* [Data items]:
────────────────────────────────────────

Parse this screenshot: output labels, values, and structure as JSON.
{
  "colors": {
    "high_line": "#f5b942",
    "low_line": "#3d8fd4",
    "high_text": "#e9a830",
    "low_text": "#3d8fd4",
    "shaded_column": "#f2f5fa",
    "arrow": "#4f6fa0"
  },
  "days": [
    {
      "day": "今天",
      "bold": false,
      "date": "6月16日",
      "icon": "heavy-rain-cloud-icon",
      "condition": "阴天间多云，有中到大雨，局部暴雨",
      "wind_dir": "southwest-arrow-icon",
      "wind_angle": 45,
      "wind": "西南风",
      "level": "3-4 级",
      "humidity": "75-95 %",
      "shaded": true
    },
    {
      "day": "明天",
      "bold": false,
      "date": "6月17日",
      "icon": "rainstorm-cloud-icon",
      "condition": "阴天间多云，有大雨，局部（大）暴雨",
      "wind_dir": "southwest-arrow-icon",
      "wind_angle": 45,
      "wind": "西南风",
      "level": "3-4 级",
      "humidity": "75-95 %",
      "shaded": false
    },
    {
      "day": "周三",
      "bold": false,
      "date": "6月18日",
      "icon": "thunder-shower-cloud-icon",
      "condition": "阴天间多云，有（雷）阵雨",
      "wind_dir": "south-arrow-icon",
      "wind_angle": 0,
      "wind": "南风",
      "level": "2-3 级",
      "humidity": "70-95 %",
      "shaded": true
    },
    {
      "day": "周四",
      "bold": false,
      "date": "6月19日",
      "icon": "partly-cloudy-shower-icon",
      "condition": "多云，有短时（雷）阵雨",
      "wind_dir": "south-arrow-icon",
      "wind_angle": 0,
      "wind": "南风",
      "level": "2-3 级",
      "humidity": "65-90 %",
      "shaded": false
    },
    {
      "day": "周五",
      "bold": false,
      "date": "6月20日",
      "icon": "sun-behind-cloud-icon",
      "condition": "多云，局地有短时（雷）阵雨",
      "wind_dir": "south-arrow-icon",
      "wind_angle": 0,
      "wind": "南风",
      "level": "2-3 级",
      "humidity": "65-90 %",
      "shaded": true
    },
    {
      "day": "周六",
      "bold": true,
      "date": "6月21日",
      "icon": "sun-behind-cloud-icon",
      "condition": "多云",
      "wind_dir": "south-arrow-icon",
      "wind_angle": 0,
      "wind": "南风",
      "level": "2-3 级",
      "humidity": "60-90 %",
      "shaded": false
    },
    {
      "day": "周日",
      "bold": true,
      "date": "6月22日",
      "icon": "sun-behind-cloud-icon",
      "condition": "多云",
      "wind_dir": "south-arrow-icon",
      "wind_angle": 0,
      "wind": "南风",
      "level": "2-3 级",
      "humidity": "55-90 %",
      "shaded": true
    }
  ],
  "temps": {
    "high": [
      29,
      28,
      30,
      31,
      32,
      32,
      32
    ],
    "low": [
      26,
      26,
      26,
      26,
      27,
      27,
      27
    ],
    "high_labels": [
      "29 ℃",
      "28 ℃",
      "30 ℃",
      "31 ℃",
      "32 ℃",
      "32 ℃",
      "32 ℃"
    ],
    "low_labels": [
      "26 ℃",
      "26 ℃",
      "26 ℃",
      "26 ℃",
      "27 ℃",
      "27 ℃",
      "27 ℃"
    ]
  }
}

────────────────────────────────────────

* [OBJECTIVE]: Extract each line of the material exactly as it stands.

* [RESULT BELOW]:
Parse this screenshot: output labels, values, and structure as JSON.
{
  "colors": {
    "high_line": "#f5b942",
    "low_line": "#3d8fd4",
    "high_text": "#e9a830",
    "low_text": "#3d8fd4",
    "shaded_column": "#f2f5fa",
    "arrow": "#4f6fa0"
  },
  "days": [
    {
      "day": "今天",
      "bold": false,
      "date": "6月16日",
      "icon": "heavy-rain-cloud-icon",
      "condition": "阴天间多云，有中到大雨，局部暴雨",
      "wind_dir": "southwest-arrow-icon",
      "wind_angle": 45,
      "wind": "西南风",
      "level": "3-4 级",
      "humidity": "75-95 %",
      "shaded": true
    },
    {
      "day": "明天",
      "bold": false,
      "date": "6月17日",
      "icon": "rainstorm-cloud-icon",
      "condition": "阴天间多云，有大雨，局部（大）暴雨",
      "wind_dir": "southwest-arrow-icon",
      "wind_angle": 45,
      "wind": "西南风",
      "level": "3-4 级",
      "humidity": "75-95 %",
      "shaded": false
    },
    {
      "day": "周三",
      "bold": false,
      "date": "6月18日",
      "icon": "thunder-shower-cloud-icon",
      "condition": "阴天间多云，有（雷）阵雨",
      "wind_dir": "south-arrow-icon",
      "wind_angle": 0,
      "wind": "南风",
      "level": "2-3 级",
      "humidity": "70-95 %",
      "shaded": true
    },
    {
      "day": "周四",
      "bold": false,
      "date": "6月19日",
      "icon": "partly-cloudy-shower-icon",
      "condition": "多云，有短时（雷）阵雨",
      "wind_dir": "south-arrow-icon",
      "wind_angle": 0,
      "wind": "南风",
      "level": "2-3 级",
      "humidity": "65-90 %",
      "shaded": false
    },
    {
      "day": "周五",
      "bold": false,
      "date": "6月20日",
      "icon": "sun-behind-cloud-icon",
      "condition": "多云，局地有短时（雷）阵雨",
      "wind_dir": "south-arrow-icon",
      "wind_angle": 0,
      "wind": "南风",
      "level": "2-3 级",
      "humidity": "65-90 %",
      "shaded": true
    },
    {
      "day": "周六",
      "bold": true,
      "date": "6月21日",
      "icon": "sun-behind-cloud-icon",
      "condition": "多云",
      "wind_dir": "south-arrow-icon",
      "wind_angle": 0,
      "wind": "南风",
      "level": "2-3 级",
      "humidity": "60-90 %",
      "shaded": false
    },
    {
      "day": "周日",
      "bold": true,
      "date": "6月22日",
      "icon": "sun-behind-cloud-icon",
      "condition": "多云",
      "wind_dir": "south-arrow-icon",
      "wind_angle": 0,
      "wind": "南风",
      "level": "2-3 级",
      "humidity": "55-90 %",
      "shaded": true
    }
  ],
  "temps": {
    "high": [
      29,
      28,
      30,
      31,
      32,
      32,
      32
    ],
    "low": [
      26,
      26,
      26,
      26,
      27,
      27,
      27
    ],
    "high_labels": [
      "29 ℃",
      "28 ℃",
      "30 ℃",
      "31 ℃",
      "32 ℃",
      "32 ℃",
      "32 ℃"
    ],
    "low_labels": [
      "26 ℃",
      "26 ℃",
      "26 ℃",
      "26 ℃",
      "27 ℃",
      "27 ℃",
      "27 ℃"
    ]
  }
}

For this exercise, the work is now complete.